----- Items -----

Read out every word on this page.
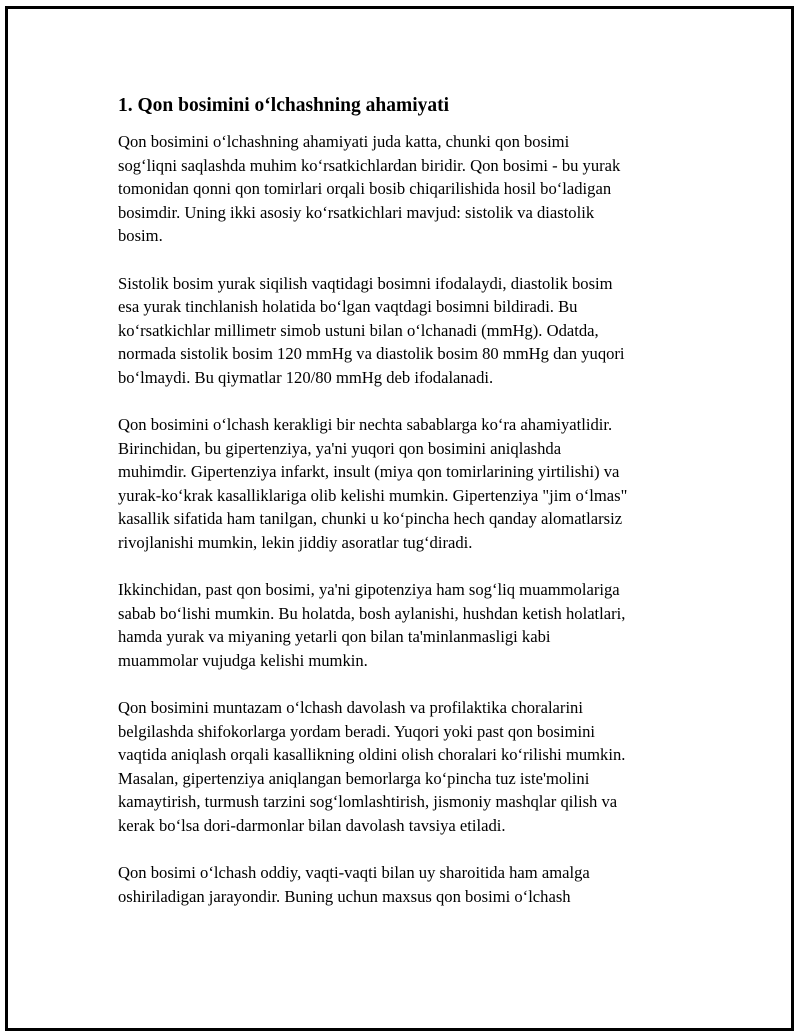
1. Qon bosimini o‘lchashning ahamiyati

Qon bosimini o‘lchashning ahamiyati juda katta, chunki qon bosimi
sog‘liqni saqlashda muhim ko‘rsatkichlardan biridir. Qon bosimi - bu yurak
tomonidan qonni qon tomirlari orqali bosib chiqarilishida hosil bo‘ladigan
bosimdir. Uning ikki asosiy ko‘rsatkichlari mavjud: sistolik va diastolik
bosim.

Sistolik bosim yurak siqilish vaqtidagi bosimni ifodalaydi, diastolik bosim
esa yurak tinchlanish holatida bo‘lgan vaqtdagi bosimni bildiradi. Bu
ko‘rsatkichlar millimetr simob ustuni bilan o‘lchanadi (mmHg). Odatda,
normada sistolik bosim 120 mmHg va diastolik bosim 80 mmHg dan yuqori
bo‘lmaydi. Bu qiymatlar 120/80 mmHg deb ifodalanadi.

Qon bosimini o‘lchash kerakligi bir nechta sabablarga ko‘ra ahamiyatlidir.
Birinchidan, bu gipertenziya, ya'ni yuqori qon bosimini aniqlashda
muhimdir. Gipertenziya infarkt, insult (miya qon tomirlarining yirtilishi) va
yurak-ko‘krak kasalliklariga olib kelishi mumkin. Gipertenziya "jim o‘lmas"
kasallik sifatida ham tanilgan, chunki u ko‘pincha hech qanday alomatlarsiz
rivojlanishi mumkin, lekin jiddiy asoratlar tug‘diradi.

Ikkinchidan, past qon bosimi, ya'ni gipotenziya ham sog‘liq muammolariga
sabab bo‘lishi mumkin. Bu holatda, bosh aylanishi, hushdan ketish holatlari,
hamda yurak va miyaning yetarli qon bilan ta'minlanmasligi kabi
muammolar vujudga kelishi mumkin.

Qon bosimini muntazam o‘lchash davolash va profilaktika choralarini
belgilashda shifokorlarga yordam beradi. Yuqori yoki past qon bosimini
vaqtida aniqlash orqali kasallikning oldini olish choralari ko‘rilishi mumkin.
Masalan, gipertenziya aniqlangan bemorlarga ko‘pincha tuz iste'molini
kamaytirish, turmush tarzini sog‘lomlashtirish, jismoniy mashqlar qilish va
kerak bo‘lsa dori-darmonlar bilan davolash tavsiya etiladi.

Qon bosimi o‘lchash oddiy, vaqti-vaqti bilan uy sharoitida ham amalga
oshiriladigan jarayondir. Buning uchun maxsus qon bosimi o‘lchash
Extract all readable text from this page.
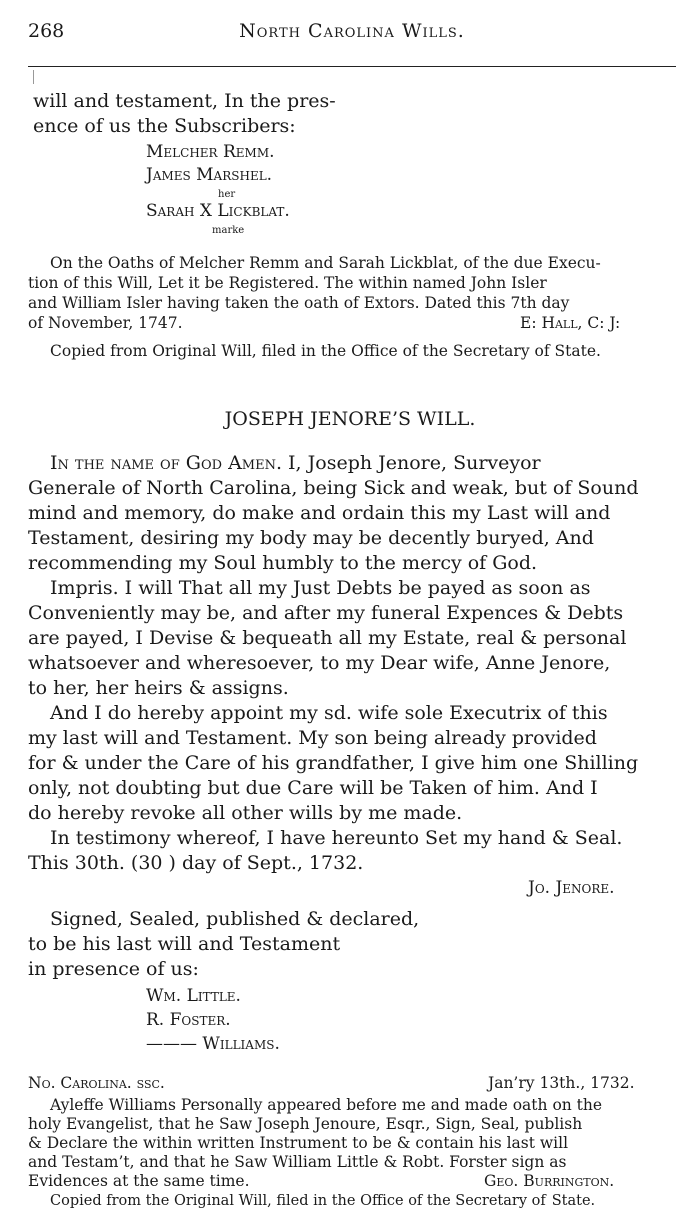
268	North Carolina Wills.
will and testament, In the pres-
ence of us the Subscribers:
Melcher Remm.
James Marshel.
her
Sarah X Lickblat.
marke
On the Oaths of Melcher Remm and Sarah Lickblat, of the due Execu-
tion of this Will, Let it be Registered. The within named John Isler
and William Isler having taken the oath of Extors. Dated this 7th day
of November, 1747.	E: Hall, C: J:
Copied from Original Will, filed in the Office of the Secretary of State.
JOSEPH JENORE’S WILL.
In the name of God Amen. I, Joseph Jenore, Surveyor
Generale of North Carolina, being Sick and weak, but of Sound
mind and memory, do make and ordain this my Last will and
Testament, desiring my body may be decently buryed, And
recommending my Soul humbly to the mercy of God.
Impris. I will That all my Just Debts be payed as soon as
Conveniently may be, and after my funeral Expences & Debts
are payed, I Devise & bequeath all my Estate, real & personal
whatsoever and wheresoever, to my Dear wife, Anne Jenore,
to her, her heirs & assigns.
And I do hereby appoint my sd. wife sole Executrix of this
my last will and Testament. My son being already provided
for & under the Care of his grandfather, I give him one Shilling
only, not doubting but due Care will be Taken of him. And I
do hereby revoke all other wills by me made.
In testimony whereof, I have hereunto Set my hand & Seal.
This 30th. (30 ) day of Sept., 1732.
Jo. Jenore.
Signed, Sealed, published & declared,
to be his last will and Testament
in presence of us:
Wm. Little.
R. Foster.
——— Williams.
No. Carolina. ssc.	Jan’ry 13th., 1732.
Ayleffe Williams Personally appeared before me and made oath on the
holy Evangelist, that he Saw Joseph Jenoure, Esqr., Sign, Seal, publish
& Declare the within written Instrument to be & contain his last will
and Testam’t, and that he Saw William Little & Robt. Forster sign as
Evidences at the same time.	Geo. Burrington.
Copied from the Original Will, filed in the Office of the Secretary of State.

-----

> [Objective] Point out every line holding the string "mmHg" and copy it.

> [Solution below]
ko‘rsatkichlar millimetr simob ustuni bilan o‘lchanadi (mmHg). Odatda,
normada sistolik bosim 120 mmHg va diastolik bosim 80 mmHg dan yuqori
bo‘lmaydi. Bu qiymatlar 120/80 mmHg deb ifodalanadi.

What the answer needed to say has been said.